* **Brief**: Skip the images and return the records below exactly.

* **Records provided**:
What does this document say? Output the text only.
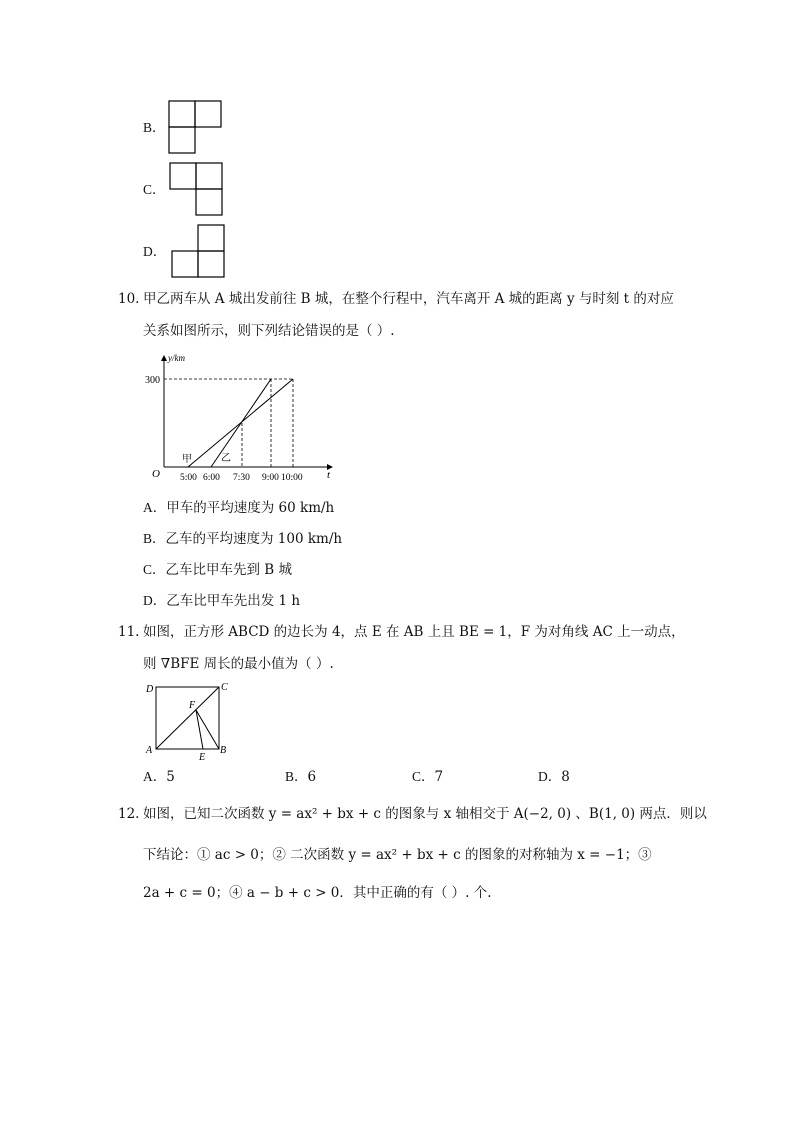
B．
C．
D．
10. 甲乙两车从 A 城出发前往 B 城，在整个行程中，汽车离开 A 城的距离 y 与时刻 t 的对应
关系如图所示，则下列结论错误的是（ ）.
y/km
t
O
300
5:00 6:00 7:30 9:00 10:00
甲	乙
A．甲车的平均速度为 60 km/h
B．乙车的平均速度为 100 km/h
C．乙车比甲车先到 B 城
D．乙车比甲车先出发 1 h
11. 如图，正方形 ABCD 的边长为 4，点 E 在 AB 上且 BE = 1，F 为对角线 AC 上一动点，
则 ∇BFE 周长的最小值为（ ）.
D	C
A	B
F
E
A．5	B．6	C．7	D．8
12. 如图，已知二次函数 y = ax² + bx + c 的图象与 x 轴相交于 A(−2, 0) 、B(1, 0) 两点．则以
下结论：① ac > 0；② 二次函数 y = ax² + bx + c 的图象的对称轴为 x = −1；③
2a + c = 0；④ a − b + c > 0．其中正确的有（ ）. 个.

* **Solution to this task**:
What does this document say? Output the text only.
B．
C．
D．
10. 甲乙两车从 A 城出发前往 B 城，在整个行程中，汽车离开 A 城的距离 y 与时刻 t 的对应
关系如图所示，则下列结论错误的是（ ）.
y/km
t
O
300
5:00 6:00 7:30 9:00 10:00
甲	乙
A．甲车的平均速度为 60 km/h
B．乙车的平均速度为 100 km/h
C．乙车比甲车先到 B 城
D．乙车比甲车先出发 1 h
11. 如图，正方形 ABCD 的边长为 4，点 E 在 AB 上且 BE = 1，F 为对角线 AC 上一动点，
则 ∇BFE 周长的最小值为（ ）.
D	C
A	B
F
E
A．5	B．6	C．7	D．8
12. 如图，已知二次函数 y = ax² + bx + c 的图象与 x 轴相交于 A(−2, 0) 、B(1, 0) 两点．则以
下结论：① ac > 0；② 二次函数 y = ax² + bx + c 的图象的对称轴为 x = −1；③
2a + c = 0；④ a − b + c > 0．其中正确的有（ ）. 个.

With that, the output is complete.